++++ Stored records ++++

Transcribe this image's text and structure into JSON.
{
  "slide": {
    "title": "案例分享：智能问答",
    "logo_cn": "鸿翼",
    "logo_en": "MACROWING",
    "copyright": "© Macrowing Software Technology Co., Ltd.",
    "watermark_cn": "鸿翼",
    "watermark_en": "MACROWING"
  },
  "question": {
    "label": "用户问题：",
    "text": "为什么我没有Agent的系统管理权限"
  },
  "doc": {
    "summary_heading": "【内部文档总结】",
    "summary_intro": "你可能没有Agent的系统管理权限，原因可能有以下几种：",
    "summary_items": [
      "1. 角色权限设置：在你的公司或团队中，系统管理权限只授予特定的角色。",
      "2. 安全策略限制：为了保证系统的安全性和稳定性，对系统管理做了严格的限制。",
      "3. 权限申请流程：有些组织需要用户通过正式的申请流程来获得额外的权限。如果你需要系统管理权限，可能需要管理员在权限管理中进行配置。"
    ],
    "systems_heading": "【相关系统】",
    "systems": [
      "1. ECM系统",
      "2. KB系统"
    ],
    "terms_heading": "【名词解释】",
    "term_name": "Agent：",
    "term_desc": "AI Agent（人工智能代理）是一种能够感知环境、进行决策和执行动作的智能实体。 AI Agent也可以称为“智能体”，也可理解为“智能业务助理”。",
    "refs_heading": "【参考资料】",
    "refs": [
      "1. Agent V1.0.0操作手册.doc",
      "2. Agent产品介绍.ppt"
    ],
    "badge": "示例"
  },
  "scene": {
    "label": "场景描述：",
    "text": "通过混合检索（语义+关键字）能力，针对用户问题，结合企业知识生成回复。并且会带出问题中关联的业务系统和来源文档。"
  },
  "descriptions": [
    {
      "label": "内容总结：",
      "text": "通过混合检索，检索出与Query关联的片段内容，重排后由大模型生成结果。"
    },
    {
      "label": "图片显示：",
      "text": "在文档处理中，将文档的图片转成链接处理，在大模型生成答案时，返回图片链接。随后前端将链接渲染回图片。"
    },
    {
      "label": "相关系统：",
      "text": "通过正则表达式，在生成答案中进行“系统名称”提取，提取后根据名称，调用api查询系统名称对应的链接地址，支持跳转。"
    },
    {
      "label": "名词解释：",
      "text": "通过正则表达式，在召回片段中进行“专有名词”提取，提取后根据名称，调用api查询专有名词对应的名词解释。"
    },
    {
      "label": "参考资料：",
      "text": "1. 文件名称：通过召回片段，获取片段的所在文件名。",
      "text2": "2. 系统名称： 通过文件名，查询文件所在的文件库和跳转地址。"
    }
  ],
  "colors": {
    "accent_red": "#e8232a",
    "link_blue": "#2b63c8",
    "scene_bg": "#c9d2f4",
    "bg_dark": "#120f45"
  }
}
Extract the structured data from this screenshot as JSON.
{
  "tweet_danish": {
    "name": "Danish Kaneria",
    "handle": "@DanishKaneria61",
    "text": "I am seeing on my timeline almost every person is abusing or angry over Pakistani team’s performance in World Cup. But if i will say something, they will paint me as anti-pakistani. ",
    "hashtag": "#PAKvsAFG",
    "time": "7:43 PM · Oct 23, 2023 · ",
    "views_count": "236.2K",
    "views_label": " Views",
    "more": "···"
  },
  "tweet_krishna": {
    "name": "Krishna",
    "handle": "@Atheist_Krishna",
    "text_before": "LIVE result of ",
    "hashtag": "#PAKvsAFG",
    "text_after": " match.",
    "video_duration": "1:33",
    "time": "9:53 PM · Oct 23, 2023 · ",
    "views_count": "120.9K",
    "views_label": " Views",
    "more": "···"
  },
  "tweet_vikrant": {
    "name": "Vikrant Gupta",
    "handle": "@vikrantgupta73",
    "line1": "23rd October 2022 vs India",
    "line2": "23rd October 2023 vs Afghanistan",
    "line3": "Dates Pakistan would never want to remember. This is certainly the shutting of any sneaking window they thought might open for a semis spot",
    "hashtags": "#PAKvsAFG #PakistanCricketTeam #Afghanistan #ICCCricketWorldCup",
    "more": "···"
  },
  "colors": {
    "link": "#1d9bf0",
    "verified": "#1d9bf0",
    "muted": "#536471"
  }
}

++++

▶ **Exercise requirements**: Across the entries, how many lines hold the word "通过正则表达式"? Say only the number.

▶ **Answer to the exercise**: 2